#### Records from a data source:
◇ ◇ ◇ ◇

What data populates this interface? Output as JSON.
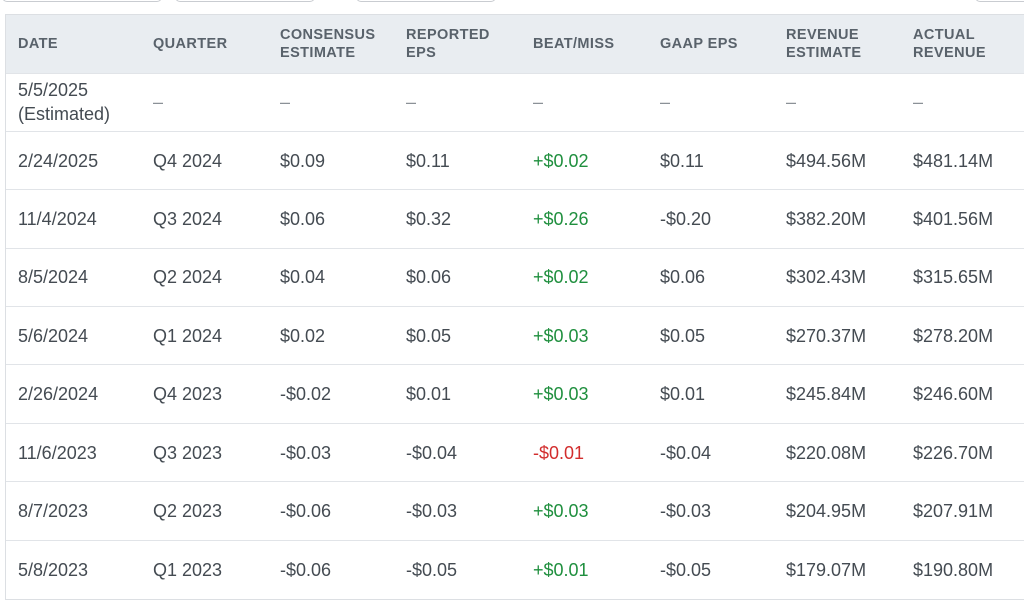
{
  "columns": [
    "DATE",
    "QUARTER",
    "CONSENSUS ESTIMATE",
    "REPORTED EPS",
    "BEAT/MISS",
    "GAAP EPS",
    "REVENUE ESTIMATE",
    "ACTUAL REVENUE"
  ],
  "rows": [
    [
      "5/5/2025 (Estimated)",
      "–",
      "–",
      "–",
      "–",
      "–",
      "–",
      "–"
    ],
    [
      "2/24/2025",
      "Q4 2024",
      "$0.09",
      "$0.11",
      "+$0.02",
      "$0.11",
      "$494.56M",
      "$481.14M"
    ],
    [
      "11/4/2024",
      "Q3 2024",
      "$0.06",
      "$0.32",
      "+$0.26",
      "-$0.20",
      "$382.20M",
      "$401.56M"
    ],
    [
      "8/5/2024",
      "Q2 2024",
      "$0.04",
      "$0.06",
      "+$0.02",
      "$0.06",
      "$302.43M",
      "$315.65M"
    ],
    [
      "5/6/2024",
      "Q1 2024",
      "$0.02",
      "$0.05",
      "+$0.03",
      "$0.05",
      "$270.37M",
      "$278.20M"
    ],
    [
      "2/26/2024",
      "Q4 2023",
      "-$0.02",
      "$0.01",
      "+$0.03",
      "$0.01",
      "$245.84M",
      "$246.60M"
    ],
    [
      "11/6/2023",
      "Q3 2023",
      "-$0.03",
      "-$0.04",
      "-$0.01",
      "-$0.04",
      "$220.08M",
      "$226.70M"
    ],
    [
      "8/7/2023",
      "Q2 2023",
      "-$0.06",
      "-$0.03",
      "+$0.03",
      "-$0.03",
      "$204.95M",
      "$207.91M"
    ],
    [
      "5/8/2023",
      "Q1 2023",
      "-$0.06",
      "-$0.05",
      "+$0.01",
      "-$0.05",
      "$179.07M",
      "$190.80M"
    ]
  ],
  "colors": {
    "beat": "#1f8f3e",
    "miss": "#d22d2d",
    "header_bg": "#e9edf1"
  }
}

◇ ◇ ◇ ◇

Every entry above needs to be retyped exactly; drop the pictures.

#### Reply to the exercise:
What data populates this interface? Output as JSON.
{
  "columns": [
    "DATE",
    "QUARTER",
    "CONSENSUS ESTIMATE",
    "REPORTED EPS",
    "BEAT/MISS",
    "GAAP EPS",
    "REVENUE ESTIMATE",
    "ACTUAL REVENUE"
  ],
  "rows": [
    [
      "5/5/2025 (Estimated)",
      "–",
      "–",
      "–",
      "–",
      "–",
      "–",
      "–"
    ],
    [
      "2/24/2025",
      "Q4 2024",
      "$0.09",
      "$0.11",
      "+$0.02",
      "$0.11",
      "$494.56M",
      "$481.14M"
    ],
    [
      "11/4/2024",
      "Q3 2024",
      "$0.06",
      "$0.32",
      "+$0.26",
      "-$0.20",
      "$382.20M",
      "$401.56M"
    ],
    [
      "8/5/2024",
      "Q2 2024",
      "$0.04",
      "$0.06",
      "+$0.02",
      "$0.06",
      "$302.43M",
      "$315.65M"
    ],
    [
      "5/6/2024",
      "Q1 2024",
      "$0.02",
      "$0.05",
      "+$0.03",
      "$0.05",
      "$270.37M",
      "$278.20M"
    ],
    [
      "2/26/2024",
      "Q4 2023",
      "-$0.02",
      "$0.01",
      "+$0.03",
      "$0.01",
      "$245.84M",
      "$246.60M"
    ],
    [
      "11/6/2023",
      "Q3 2023",
      "-$0.03",
      "-$0.04",
      "-$0.01",
      "-$0.04",
      "$220.08M",
      "$226.70M"
    ],
    [
      "8/7/2023",
      "Q2 2023",
      "-$0.06",
      "-$0.03",
      "+$0.03",
      "-$0.03",
      "$204.95M",
      "$207.91M"
    ],
    [
      "5/8/2023",
      "Q1 2023",
      "-$0.06",
      "-$0.05",
      "+$0.01",
      "-$0.05",
      "$179.07M",
      "$190.80M"
    ]
  ],
  "colors": {
    "beat": "#1f8f3e",
    "miss": "#d22d2d",
    "header_bg": "#e9edf1"
  }
}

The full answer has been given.